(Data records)
_ _ _ _ _ _ _

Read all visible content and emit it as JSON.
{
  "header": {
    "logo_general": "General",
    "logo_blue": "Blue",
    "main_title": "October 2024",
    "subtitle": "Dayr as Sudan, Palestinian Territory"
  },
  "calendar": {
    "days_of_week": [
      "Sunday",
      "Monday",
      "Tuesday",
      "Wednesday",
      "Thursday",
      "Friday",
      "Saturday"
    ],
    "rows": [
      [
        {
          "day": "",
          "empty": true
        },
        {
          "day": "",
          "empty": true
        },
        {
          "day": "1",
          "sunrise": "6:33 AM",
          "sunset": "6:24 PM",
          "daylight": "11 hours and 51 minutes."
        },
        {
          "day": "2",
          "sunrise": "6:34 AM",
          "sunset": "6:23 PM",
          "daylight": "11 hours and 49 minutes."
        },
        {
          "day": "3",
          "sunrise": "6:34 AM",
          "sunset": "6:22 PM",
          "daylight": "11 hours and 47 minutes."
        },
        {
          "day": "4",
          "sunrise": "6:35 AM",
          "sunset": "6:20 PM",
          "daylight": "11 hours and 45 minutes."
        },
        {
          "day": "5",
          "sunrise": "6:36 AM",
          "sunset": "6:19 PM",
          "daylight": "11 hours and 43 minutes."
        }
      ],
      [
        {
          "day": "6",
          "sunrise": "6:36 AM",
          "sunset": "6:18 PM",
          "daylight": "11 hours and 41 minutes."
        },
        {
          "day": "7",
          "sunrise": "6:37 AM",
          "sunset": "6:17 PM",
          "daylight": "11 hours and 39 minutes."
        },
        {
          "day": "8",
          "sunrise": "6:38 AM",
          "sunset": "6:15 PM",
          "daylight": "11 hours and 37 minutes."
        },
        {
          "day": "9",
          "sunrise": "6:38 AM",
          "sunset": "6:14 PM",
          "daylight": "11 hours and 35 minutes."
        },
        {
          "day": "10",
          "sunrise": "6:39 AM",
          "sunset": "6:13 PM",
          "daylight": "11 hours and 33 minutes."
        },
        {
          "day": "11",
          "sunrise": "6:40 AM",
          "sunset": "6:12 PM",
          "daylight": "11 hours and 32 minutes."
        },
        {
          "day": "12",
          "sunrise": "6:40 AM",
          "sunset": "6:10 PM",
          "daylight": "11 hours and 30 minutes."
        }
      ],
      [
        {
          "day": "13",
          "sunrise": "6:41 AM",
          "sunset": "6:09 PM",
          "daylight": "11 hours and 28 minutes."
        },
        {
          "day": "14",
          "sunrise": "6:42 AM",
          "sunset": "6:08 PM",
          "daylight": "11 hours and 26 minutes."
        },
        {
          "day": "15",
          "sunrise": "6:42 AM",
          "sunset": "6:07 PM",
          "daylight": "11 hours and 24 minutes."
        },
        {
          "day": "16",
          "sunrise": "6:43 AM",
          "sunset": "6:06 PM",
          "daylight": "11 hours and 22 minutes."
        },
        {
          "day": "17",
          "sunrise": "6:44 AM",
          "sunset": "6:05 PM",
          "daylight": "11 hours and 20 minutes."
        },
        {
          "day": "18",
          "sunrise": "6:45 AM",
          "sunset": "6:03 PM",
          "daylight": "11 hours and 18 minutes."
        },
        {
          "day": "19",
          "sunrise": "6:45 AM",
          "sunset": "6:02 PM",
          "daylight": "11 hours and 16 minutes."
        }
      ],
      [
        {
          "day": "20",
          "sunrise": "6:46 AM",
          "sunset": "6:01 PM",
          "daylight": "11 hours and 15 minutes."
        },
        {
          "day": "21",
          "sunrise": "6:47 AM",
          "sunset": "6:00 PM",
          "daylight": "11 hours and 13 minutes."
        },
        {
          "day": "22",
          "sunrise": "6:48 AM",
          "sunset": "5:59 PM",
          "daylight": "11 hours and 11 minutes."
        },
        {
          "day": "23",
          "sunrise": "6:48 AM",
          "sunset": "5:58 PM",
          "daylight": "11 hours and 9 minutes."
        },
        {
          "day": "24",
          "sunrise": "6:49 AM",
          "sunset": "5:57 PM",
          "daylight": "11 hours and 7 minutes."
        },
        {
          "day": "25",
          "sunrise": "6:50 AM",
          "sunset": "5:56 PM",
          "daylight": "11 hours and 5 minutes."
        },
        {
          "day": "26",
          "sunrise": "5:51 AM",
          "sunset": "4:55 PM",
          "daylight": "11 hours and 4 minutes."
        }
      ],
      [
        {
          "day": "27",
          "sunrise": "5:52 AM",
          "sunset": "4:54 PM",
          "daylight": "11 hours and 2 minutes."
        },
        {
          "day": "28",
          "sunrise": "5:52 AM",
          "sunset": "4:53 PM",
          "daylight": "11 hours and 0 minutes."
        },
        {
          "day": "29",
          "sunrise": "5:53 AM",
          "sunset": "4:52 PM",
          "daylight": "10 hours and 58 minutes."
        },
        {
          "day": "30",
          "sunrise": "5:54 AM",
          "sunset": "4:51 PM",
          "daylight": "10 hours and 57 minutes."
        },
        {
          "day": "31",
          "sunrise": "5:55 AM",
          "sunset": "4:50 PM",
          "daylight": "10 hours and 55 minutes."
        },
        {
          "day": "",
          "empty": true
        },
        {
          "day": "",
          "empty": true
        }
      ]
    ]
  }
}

_ _ _ _ _ _ _

* YOUR TASK: Please give back all of the records exactly as written.

* EXERCISE RESULT:
Read all visible content and emit it as JSON.
{
  "header": {
    "logo_general": "General",
    "logo_blue": "Blue",
    "main_title": "October 2024",
    "subtitle": "Dayr as Sudan, Palestinian Territory"
  },
  "calendar": {
    "days_of_week": [
      "Sunday",
      "Monday",
      "Tuesday",
      "Wednesday",
      "Thursday",
      "Friday",
      "Saturday"
    ],
    "rows": [
      [
        {
          "day": "",
          "empty": true
        },
        {
          "day": "",
          "empty": true
        },
        {
          "day": "1",
          "sunrise": "6:33 AM",
          "sunset": "6:24 PM",
          "daylight": "11 hours and 51 minutes."
        },
        {
          "day": "2",
          "sunrise": "6:34 AM",
          "sunset": "6:23 PM",
          "daylight": "11 hours and 49 minutes."
        },
        {
          "day": "3",
          "sunrise": "6:34 AM",
          "sunset": "6:22 PM",
          "daylight": "11 hours and 47 minutes."
        },
        {
          "day": "4",
          "sunrise": "6:35 AM",
          "sunset": "6:20 PM",
          "daylight": "11 hours and 45 minutes."
        },
        {
          "day": "5",
          "sunrise": "6:36 AM",
          "sunset": "6:19 PM",
          "daylight": "11 hours and 43 minutes."
        }
      ],
      [
        {
          "day": "6",
          "sunrise": "6:36 AM",
          "sunset": "6:18 PM",
          "daylight": "11 hours and 41 minutes."
        },
        {
          "day": "7",
          "sunrise": "6:37 AM",
          "sunset": "6:17 PM",
          "daylight": "11 hours and 39 minutes."
        },
        {
          "day": "8",
          "sunrise": "6:38 AM",
          "sunset": "6:15 PM",
          "daylight": "11 hours and 37 minutes."
        },
        {
          "day": "9",
          "sunrise": "6:38 AM",
          "sunset": "6:14 PM",
          "daylight": "11 hours and 35 minutes."
        },
        {
          "day": "10",
          "sunrise": "6:39 AM",
          "sunset": "6:13 PM",
          "daylight": "11 hours and 33 minutes."
        },
        {
          "day": "11",
          "sunrise": "6:40 AM",
          "sunset": "6:12 PM",
          "daylight": "11 hours and 32 minutes."
        },
        {
          "day": "12",
          "sunrise": "6:40 AM",
          "sunset": "6:10 PM",
          "daylight": "11 hours and 30 minutes."
        }
      ],
      [
        {
          "day": "13",
          "sunrise": "6:41 AM",
          "sunset": "6:09 PM",
          "daylight": "11 hours and 28 minutes."
        },
        {
          "day": "14",
          "sunrise": "6:42 AM",
          "sunset": "6:08 PM",
          "daylight": "11 hours and 26 minutes."
        },
        {
          "day": "15",
          "sunrise": "6:42 AM",
          "sunset": "6:07 PM",
          "daylight": "11 hours and 24 minutes."
        },
        {
          "day": "16",
          "sunrise": "6:43 AM",
          "sunset": "6:06 PM",
          "daylight": "11 hours and 22 minutes."
        },
        {
          "day": "17",
          "sunrise": "6:44 AM",
          "sunset": "6:05 PM",
          "daylight": "11 hours and 20 minutes."
        },
        {
          "day": "18",
          "sunrise": "6:45 AM",
          "sunset": "6:03 PM",
          "daylight": "11 hours and 18 minutes."
        },
        {
          "day": "19",
          "sunrise": "6:45 AM",
          "sunset": "6:02 PM",
          "daylight": "11 hours and 16 minutes."
        }
      ],
      [
        {
          "day": "20",
          "sunrise": "6:46 AM",
          "sunset": "6:01 PM",
          "daylight": "11 hours and 15 minutes."
        },
        {
          "day": "21",
          "sunrise": "6:47 AM",
          "sunset": "6:00 PM",
          "daylight": "11 hours and 13 minutes."
        },
        {
          "day": "22",
          "sunrise": "6:48 AM",
          "sunset": "5:59 PM",
          "daylight": "11 hours and 11 minutes."
        },
        {
          "day": "23",
          "sunrise": "6:48 AM",
          "sunset": "5:58 PM",
          "daylight": "11 hours and 9 minutes."
        },
        {
          "day": "24",
          "sunrise": "6:49 AM",
          "sunset": "5:57 PM",
          "daylight": "11 hours and 7 minutes."
        },
        {
          "day": "25",
          "sunrise": "6:50 AM",
          "sunset": "5:56 PM",
          "daylight": "11 hours and 5 minutes."
        },
        {
          "day": "26",
          "sunrise": "5:51 AM",
          "sunset": "4:55 PM",
          "daylight": "11 hours and 4 minutes."
        }
      ],
      [
        {
          "day": "27",
          "sunrise": "5:52 AM",
          "sunset": "4:54 PM",
          "daylight": "11 hours and 2 minutes."
        },
        {
          "day": "28",
          "sunrise": "5:52 AM",
          "sunset": "4:53 PM",
          "daylight": "11 hours and 0 minutes."
        },
        {
          "day": "29",
          "sunrise": "5:53 AM",
          "sunset": "4:52 PM",
          "daylight": "10 hours and 58 minutes."
        },
        {
          "day": "30",
          "sunrise": "5:54 AM",
          "sunset": "4:51 PM",
          "daylight": "10 hours and 57 minutes."
        },
        {
          "day": "31",
          "sunrise": "5:55 AM",
          "sunset": "4:50 PM",
          "daylight": "10 hours and 55 minutes."
        },
        {
          "day": "",
          "empty": true
        },
        {
          "day": "",
          "empty": true
        }
      ]
    ]
  }
}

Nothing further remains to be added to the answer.